### TAREFA A REALIZAR
Pode reescrever todas as linhas da listagem abaixo substituindo "weight-marker" por "weight-point" e sem alterar mais nada? Não inclua as imagens na resposta.

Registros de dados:
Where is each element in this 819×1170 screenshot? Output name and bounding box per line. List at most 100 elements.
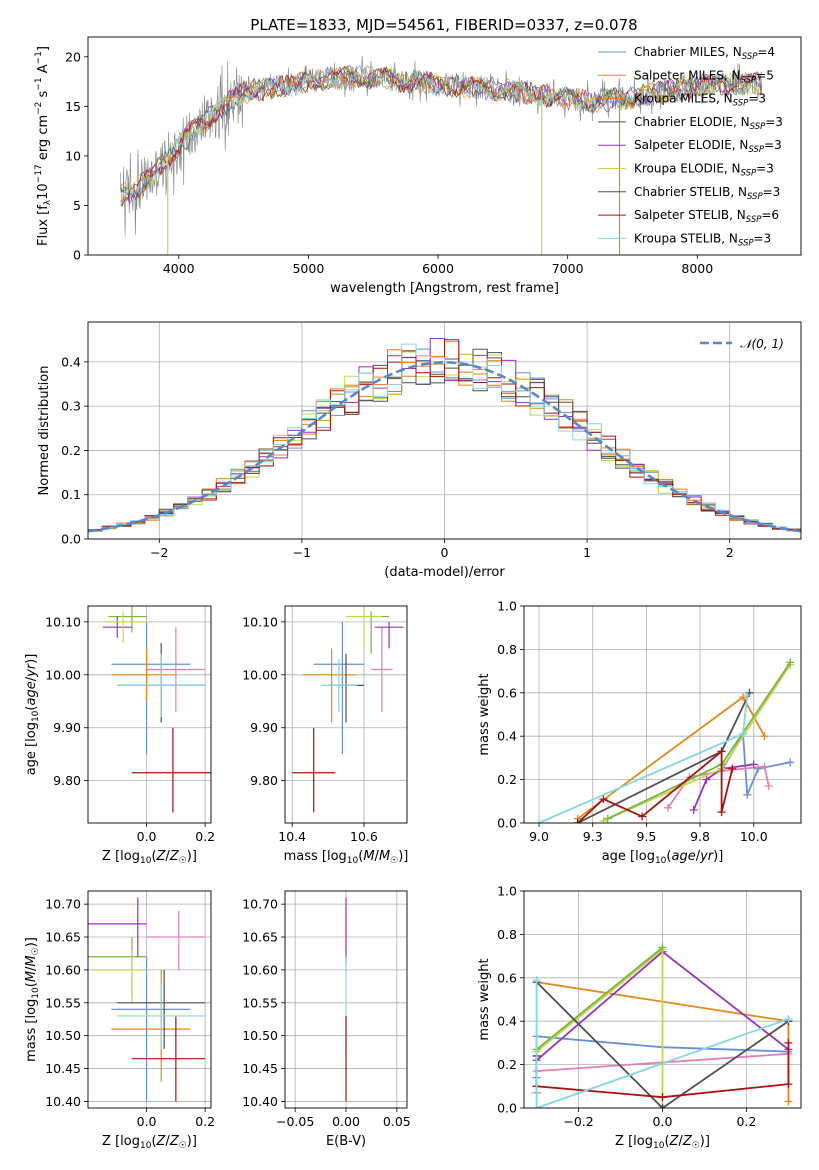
weight-marker xyxy=(689,805,698,814)
x-tick-label: 2 xyxy=(726,545,734,560)
weight-marker xyxy=(573,819,582,823)
x-axis-label: Z [log10(Z/Z☉)] xyxy=(615,1134,710,1151)
y-tick-label: 10.45 xyxy=(45,1061,81,1076)
y-tick-label: 10.55 xyxy=(45,995,81,1010)
weight-marker xyxy=(784,1038,793,1047)
x-tick-label: 0.05 xyxy=(383,1114,411,1129)
y-tick-label: 0.8 xyxy=(497,927,517,942)
x-axis-label: (data-model)/error xyxy=(384,565,505,580)
weight-marker xyxy=(754,764,763,773)
errorbar-point xyxy=(371,627,393,712)
y-axis-label: mass weight xyxy=(477,673,492,755)
x-axis-label: E(B-V) xyxy=(326,1134,366,1149)
errorbar-point xyxy=(292,727,336,813)
weight-marker xyxy=(532,975,541,984)
y-tick-label: 10.40 xyxy=(242,1094,278,1109)
weight-marker xyxy=(599,816,608,823)
legend-label: Chabrier STELIB, NSSP=3 xyxy=(634,185,780,202)
x-tick-label: 10.4 xyxy=(278,829,306,844)
errorbar-point xyxy=(320,658,357,712)
x-tick-label: 9.5 xyxy=(636,829,656,844)
weight-series-line xyxy=(577,749,734,823)
axes-frame xyxy=(284,890,408,1109)
y-tick-label: 9.80 xyxy=(250,773,278,788)
y-tick-label: 15 xyxy=(65,99,81,114)
weight-series-line xyxy=(535,980,789,1108)
panel-age_vs_Z: 0.0 0.2 9.80 9.90 10.00 10.10 Z [log10(Z/Z☉)] a… xyxy=(24,605,215,866)
y-tick-label: 20 xyxy=(65,49,81,64)
weight-marker xyxy=(535,819,544,823)
y-axis-label: age [log10(age/yr)] xyxy=(24,654,41,776)
errorbar-point xyxy=(146,910,206,970)
y-tick-label: 1.0 xyxy=(497,599,517,614)
spectrum-model-line xyxy=(120,64,762,196)
errorbar-point xyxy=(131,1015,206,1102)
legend-label: Kroupa STELIB, NSSP=3 xyxy=(634,231,771,248)
weight-marker xyxy=(663,803,672,812)
ticks: −0.05 0.00 0.05 10.40 10.45 10.50 10.55 10.60 10… xyxy=(242,897,411,1129)
y-tick-label: 10.55 xyxy=(242,995,278,1010)
y-tick-label: 10.60 xyxy=(242,962,278,977)
x-axis-label: age [log10(age/yr)] xyxy=(602,849,724,866)
axes-frame xyxy=(523,605,802,824)
weight-marker xyxy=(532,1104,541,1108)
x-tick-label: 7000 xyxy=(552,261,584,276)
panel-weight_vs_age: 9.0 9.3 9.5 9.8 10.0 0.0 0.2 0.4 0.6 0.8 1.0 age [l… xyxy=(477,599,802,866)
x-axis-label: mass [log10(M/M☉)] xyxy=(284,849,409,866)
errorbar-point xyxy=(102,616,132,638)
panel-residuals: −2 −1 0 1 2 0.0 0.1 0.2 0.3 0.4 (data-model)/error… xyxy=(37,321,802,580)
x-tick-label: 10.6 xyxy=(350,829,378,844)
y-tick-label: 0.6 xyxy=(497,970,517,985)
panel-age_vs_mass: 10.4 10.6 9.80 9.90 10.00 10.10 mass [log10(M/… xyxy=(242,605,409,866)
x-axis-label: Z [log10(Z/Z☉)] xyxy=(102,849,197,866)
y-tick-label: 10.10 xyxy=(242,614,278,629)
errorbar-point xyxy=(146,627,206,712)
y-axis-label: Normed distribution xyxy=(37,366,52,496)
spectrum-model-line xyxy=(120,66,762,207)
x-tick-label: 4000 xyxy=(163,261,195,276)
y-tick-label: 9.90 xyxy=(250,720,278,735)
y-tick-label: 10 xyxy=(65,148,81,163)
plot-area xyxy=(102,606,211,813)
y-tick-label: 10.50 xyxy=(242,1028,278,1043)
ticks: −2 −1 0 1 2 0.0 0.1 0.2 0.3 0.4 xyxy=(61,354,734,560)
weight-marker xyxy=(784,1015,793,1024)
legend-label: Salpeter STELIB, NSSP=6 xyxy=(634,208,779,225)
y-tick-label: 5 xyxy=(73,198,81,213)
y-tick-label: 0.8 xyxy=(497,642,517,657)
weight-marker xyxy=(784,1097,793,1106)
errorbar-point xyxy=(105,611,147,644)
y-tick-label: 0 xyxy=(73,248,81,263)
panel-weight_vs_Z: −0.2 0.0 0.2 0.0 0.2 0.4 0.6 0.8 1.0 Z [log10(Z/Z… xyxy=(477,884,802,1151)
errorbar-point xyxy=(346,606,382,649)
weight-marker xyxy=(658,1093,667,1102)
ticks: −0.2 0.0 0.2 0.0 0.2 0.4 0.6 0.8 1.0 xyxy=(497,884,756,1130)
y-tick-label: 0.1 xyxy=(61,487,81,502)
weight-marker xyxy=(728,764,737,773)
y-axis-label: Flux [fλ10−17 erg cm−2 s−1 A−1] xyxy=(34,46,53,246)
x-tick-label: 6000 xyxy=(422,261,454,276)
spectrum-model-line xyxy=(120,65,762,205)
legend-label: Chabrier MILES, NSSP=4 xyxy=(634,45,775,62)
spectrum-model-line xyxy=(120,65,762,197)
y-tick-label: 0.4 xyxy=(61,354,81,369)
legend-label: Salpeter ELODIE, NSSP=3 xyxy=(634,138,782,155)
errorbar-point xyxy=(374,621,404,649)
legend-label: Chabrier ELODIE, NSSP=3 xyxy=(634,115,783,132)
y-tick-label: 10.60 xyxy=(45,962,81,977)
axes-frame xyxy=(87,36,802,256)
axes-frame xyxy=(523,890,802,1109)
errorbar-point xyxy=(111,648,176,702)
weight-marker xyxy=(638,812,647,821)
y-tick-label: 10.10 xyxy=(45,614,81,629)
weight-marker xyxy=(743,790,752,799)
gaussian-curve xyxy=(88,360,801,533)
ticks: 0.0 0.2 10.40 10.45 10.50 10.55 10.60 10.65 10.7… xyxy=(45,897,215,1129)
weight-marker xyxy=(760,732,769,741)
errorbar-point xyxy=(117,983,206,1049)
x-tick-label: 9.3 xyxy=(583,829,603,844)
histogram-step xyxy=(88,343,801,532)
y-axis-label: mass weight xyxy=(477,958,492,1040)
legend-label: 𝒩(0, 1) xyxy=(740,337,784,351)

### RESULTADO
Where is each element in this 819×1170 screenshot? Output name and bounding box per line. List at most 100 elements.
weight-point xyxy=(689,805,698,814)
x-tick-label: 2 xyxy=(726,545,734,560)
weight-point xyxy=(573,819,582,823)
x-axis-label: Z [log10(Z/Z☉)] xyxy=(615,1134,710,1151)
y-tick-label: 10.45 xyxy=(45,1061,81,1076)
y-tick-label: 10.55 xyxy=(45,995,81,1010)
weight-point xyxy=(784,1038,793,1047)
x-tick-label: 0.05 xyxy=(383,1114,411,1129)
y-tick-label: 0.8 xyxy=(497,927,517,942)
x-axis-label: (data-model)/error xyxy=(384,565,505,580)
weight-point xyxy=(754,764,763,773)
errorbar-point xyxy=(371,627,393,712)
y-axis-label: mass weight xyxy=(477,673,492,755)
x-axis-label: E(B-V) xyxy=(326,1134,366,1149)
errorbar-point xyxy=(292,727,336,813)
weight-point xyxy=(532,975,541,984)
y-tick-label: 10.40 xyxy=(242,1094,278,1109)
weight-point xyxy=(599,816,608,823)
legend-label: Chabrier STELIB, NSSP=3 xyxy=(634,185,780,202)
x-tick-label: 10.4 xyxy=(278,829,306,844)
errorbar-point xyxy=(320,658,357,712)
x-tick-label: 9.5 xyxy=(636,829,656,844)
weight-series-line xyxy=(577,749,734,823)
axes-frame xyxy=(284,890,408,1109)
y-tick-label: 9.80 xyxy=(250,773,278,788)
y-tick-label: 15 xyxy=(65,99,81,114)
weight-series-line xyxy=(535,980,789,1108)
panel-age_vs_Z: 0.0 0.2 9.80 9.90 10.00 10.10 Z [log10(Z/Z☉)] a… xyxy=(24,605,215,866)
y-tick-label: 20 xyxy=(65,49,81,64)
weight-point xyxy=(535,819,544,823)
y-axis-label: age [log10(age/yr)] xyxy=(24,654,41,776)
errorbar-point xyxy=(146,910,206,970)
y-tick-label: 1.0 xyxy=(497,599,517,614)
spectrum-model-line xyxy=(120,64,762,196)
errorbar-point xyxy=(131,1015,206,1102)
legend-label: Kroupa STELIB, NSSP=3 xyxy=(634,231,771,248)
weight-point xyxy=(663,803,672,812)
ticks: −0.05 0.00 0.05 10.40 10.45 10.50 10.55 10.60 10… xyxy=(242,897,411,1129)
y-tick-label: 10.55 xyxy=(242,995,278,1010)
y-tick-label: 10.60 xyxy=(242,962,278,977)
x-axis-label: age [log10(age/yr)] xyxy=(602,849,724,866)
axes-frame xyxy=(523,605,802,824)
weight-point xyxy=(532,1104,541,1108)
x-tick-label: 7000 xyxy=(552,261,584,276)
panel-weight_vs_age: 9.0 9.3 9.5 9.8 10.0 0.0 0.2 0.4 0.6 0.8 1.0 age [l… xyxy=(477,599,802,866)
x-axis-label: mass [log10(M/M☉)] xyxy=(284,849,409,866)
errorbar-point xyxy=(102,616,132,638)
panel-residuals: −2 −1 0 1 2 0.0 0.1 0.2 0.3 0.4 (data-model)/error… xyxy=(37,321,802,580)
x-tick-label: 10.6 xyxy=(350,829,378,844)
y-tick-label: 0.6 xyxy=(497,970,517,985)
panel-age_vs_mass: 10.4 10.6 9.80 9.90 10.00 10.10 mass [log10(M/… xyxy=(242,605,409,866)
x-axis-label: Z [log10(Z/Z☉)] xyxy=(102,849,197,866)
y-tick-label: 10.10 xyxy=(242,614,278,629)
errorbar-point xyxy=(146,627,206,712)
y-axis-label: Normed distribution xyxy=(37,366,52,496)
spectrum-model-line xyxy=(120,66,762,207)
x-tick-label: 4000 xyxy=(163,261,195,276)
y-tick-label: 9.90 xyxy=(250,720,278,735)
y-tick-label: 10 xyxy=(65,148,81,163)
plot-area xyxy=(102,606,211,813)
y-tick-label: 10.50 xyxy=(242,1028,278,1043)
ticks: −2 −1 0 1 2 0.0 0.1 0.2 0.3 0.4 xyxy=(61,354,734,560)
weight-point xyxy=(784,1015,793,1024)
legend-label: Salpeter STELIB, NSSP=6 xyxy=(634,208,779,225)
y-tick-label: 5 xyxy=(73,198,81,213)
y-tick-label: 0.8 xyxy=(497,642,517,657)
weight-point xyxy=(784,1097,793,1106)
errorbar-point xyxy=(105,611,147,644)
y-tick-label: 0 xyxy=(73,248,81,263)
panel-weight_vs_Z: −0.2 0.0 0.2 0.0 0.2 0.4 0.6 0.8 1.0 Z [log10(Z/Z… xyxy=(477,884,802,1151)
errorbar-point xyxy=(346,606,382,649)
weight-point xyxy=(658,1093,667,1102)
ticks: −0.2 0.0 0.2 0.0 0.2 0.4 0.6 0.8 1.0 xyxy=(497,884,756,1130)
y-tick-label: 0.1 xyxy=(61,487,81,502)
weight-point xyxy=(728,764,737,773)
y-axis-label: Flux [fλ10−17 erg cm−2 s−1 A−1] xyxy=(34,46,53,246)
x-tick-label: 6000 xyxy=(422,261,454,276)
spectrum-model-line xyxy=(120,65,762,205)
legend-label: Chabrier MILES, NSSP=4 xyxy=(634,45,775,62)
spectrum-model-line xyxy=(120,65,762,197)
y-tick-label: 0.4 xyxy=(61,354,81,369)
legend-label: Salpeter ELODIE, NSSP=3 xyxy=(634,138,782,155)
errorbar-point xyxy=(374,621,404,649)
legend-label: Chabrier ELODIE, NSSP=3 xyxy=(634,115,783,132)
y-tick-label: 10.60 xyxy=(45,962,81,977)
axes-frame xyxy=(87,36,802,256)
axes-frame xyxy=(523,890,802,1109)
errorbar-point xyxy=(111,648,176,702)
weight-point xyxy=(638,812,647,821)
y-tick-label: 10.10 xyxy=(45,614,81,629)
weight-point xyxy=(743,790,752,799)
gaussian-curve xyxy=(88,360,801,533)
ticks: 0.0 0.2 10.40 10.45 10.50 10.55 10.60 10.65 10.7… xyxy=(45,897,215,1129)
weight-point xyxy=(760,732,769,741)
errorbar-point xyxy=(117,983,206,1049)
x-tick-label: 9.3 xyxy=(583,829,603,844)
histogram-step xyxy=(88,343,801,532)
y-axis-label: mass weight xyxy=(477,958,492,1040)
legend-label: 𝒩(0, 1) xyxy=(740,337,784,351)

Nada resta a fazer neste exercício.